[Data extracted from a collection]
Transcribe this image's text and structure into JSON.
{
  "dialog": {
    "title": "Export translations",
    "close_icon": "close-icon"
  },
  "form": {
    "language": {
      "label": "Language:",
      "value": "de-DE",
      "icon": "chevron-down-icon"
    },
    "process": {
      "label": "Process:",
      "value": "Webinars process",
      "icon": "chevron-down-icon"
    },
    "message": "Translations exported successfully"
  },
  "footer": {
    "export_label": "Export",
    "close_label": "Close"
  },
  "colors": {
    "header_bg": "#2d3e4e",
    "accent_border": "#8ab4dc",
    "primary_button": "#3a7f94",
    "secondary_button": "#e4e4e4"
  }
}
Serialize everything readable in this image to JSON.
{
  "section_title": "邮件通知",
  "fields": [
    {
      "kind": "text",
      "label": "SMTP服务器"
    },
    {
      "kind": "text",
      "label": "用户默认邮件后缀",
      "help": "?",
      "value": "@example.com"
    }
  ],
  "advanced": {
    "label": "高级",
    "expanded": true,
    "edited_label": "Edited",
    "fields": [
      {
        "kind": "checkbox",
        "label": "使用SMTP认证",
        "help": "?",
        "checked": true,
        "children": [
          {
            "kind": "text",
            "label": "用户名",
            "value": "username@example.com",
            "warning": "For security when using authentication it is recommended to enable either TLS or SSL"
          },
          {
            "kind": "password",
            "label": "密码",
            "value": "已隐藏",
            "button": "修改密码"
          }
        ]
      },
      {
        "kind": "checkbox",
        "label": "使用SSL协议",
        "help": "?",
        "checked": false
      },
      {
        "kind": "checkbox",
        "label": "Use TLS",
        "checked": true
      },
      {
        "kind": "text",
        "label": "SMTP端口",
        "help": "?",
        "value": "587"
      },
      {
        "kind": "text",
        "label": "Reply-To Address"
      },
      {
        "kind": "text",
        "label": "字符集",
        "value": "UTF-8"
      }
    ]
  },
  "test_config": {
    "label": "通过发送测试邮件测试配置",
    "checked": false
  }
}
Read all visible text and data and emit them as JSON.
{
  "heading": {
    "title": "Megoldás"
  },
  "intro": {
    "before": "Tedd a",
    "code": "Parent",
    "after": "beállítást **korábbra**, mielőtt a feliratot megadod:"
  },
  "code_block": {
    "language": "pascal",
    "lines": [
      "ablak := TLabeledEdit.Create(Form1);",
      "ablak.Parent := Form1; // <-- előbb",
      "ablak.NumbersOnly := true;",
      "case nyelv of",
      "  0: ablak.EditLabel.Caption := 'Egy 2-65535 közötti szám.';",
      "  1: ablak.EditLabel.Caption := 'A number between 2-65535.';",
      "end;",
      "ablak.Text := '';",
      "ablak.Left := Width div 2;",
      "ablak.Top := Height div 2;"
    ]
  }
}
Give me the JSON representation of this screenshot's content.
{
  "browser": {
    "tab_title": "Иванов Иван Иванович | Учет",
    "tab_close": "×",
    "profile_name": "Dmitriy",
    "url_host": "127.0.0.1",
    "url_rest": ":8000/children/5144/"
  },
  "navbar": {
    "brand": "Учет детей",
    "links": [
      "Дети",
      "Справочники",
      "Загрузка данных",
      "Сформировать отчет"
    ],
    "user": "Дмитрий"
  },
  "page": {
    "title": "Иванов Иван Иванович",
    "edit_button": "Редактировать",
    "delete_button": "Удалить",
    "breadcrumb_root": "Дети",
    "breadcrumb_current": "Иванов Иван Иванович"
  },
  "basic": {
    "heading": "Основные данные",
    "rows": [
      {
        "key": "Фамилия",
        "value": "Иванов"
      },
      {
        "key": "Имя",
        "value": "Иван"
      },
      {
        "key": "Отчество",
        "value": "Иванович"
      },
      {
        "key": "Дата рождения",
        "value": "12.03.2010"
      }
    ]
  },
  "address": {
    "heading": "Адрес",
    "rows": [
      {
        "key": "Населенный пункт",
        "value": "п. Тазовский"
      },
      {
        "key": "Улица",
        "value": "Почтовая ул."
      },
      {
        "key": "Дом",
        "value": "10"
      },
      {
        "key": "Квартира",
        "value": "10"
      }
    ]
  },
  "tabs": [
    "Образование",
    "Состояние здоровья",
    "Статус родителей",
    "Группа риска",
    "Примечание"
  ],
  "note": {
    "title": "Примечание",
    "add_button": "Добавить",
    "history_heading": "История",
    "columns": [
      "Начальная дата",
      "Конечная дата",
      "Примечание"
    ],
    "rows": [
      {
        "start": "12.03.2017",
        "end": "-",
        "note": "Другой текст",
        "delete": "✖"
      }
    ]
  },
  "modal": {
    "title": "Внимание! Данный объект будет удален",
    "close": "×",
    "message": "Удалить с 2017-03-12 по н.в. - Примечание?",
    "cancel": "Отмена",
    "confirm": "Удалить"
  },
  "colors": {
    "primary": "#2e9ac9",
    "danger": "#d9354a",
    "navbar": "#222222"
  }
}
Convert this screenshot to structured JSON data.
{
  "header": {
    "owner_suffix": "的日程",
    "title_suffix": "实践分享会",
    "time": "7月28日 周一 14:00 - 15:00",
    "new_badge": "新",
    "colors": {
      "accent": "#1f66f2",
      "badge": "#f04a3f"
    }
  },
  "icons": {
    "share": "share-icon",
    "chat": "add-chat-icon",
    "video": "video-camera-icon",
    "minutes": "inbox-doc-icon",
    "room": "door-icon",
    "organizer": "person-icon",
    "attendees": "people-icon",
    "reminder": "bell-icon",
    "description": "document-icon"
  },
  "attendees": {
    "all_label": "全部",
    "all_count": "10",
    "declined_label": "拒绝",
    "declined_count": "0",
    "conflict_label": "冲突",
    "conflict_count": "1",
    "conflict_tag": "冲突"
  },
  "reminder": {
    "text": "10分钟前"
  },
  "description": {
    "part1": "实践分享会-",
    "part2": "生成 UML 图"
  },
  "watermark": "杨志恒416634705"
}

**TO DO**
Which lines contain the word "description"? Return each of them.

**ANSWER FOR THIS EXERCISE**
    "description": "document-icon"
  "description": {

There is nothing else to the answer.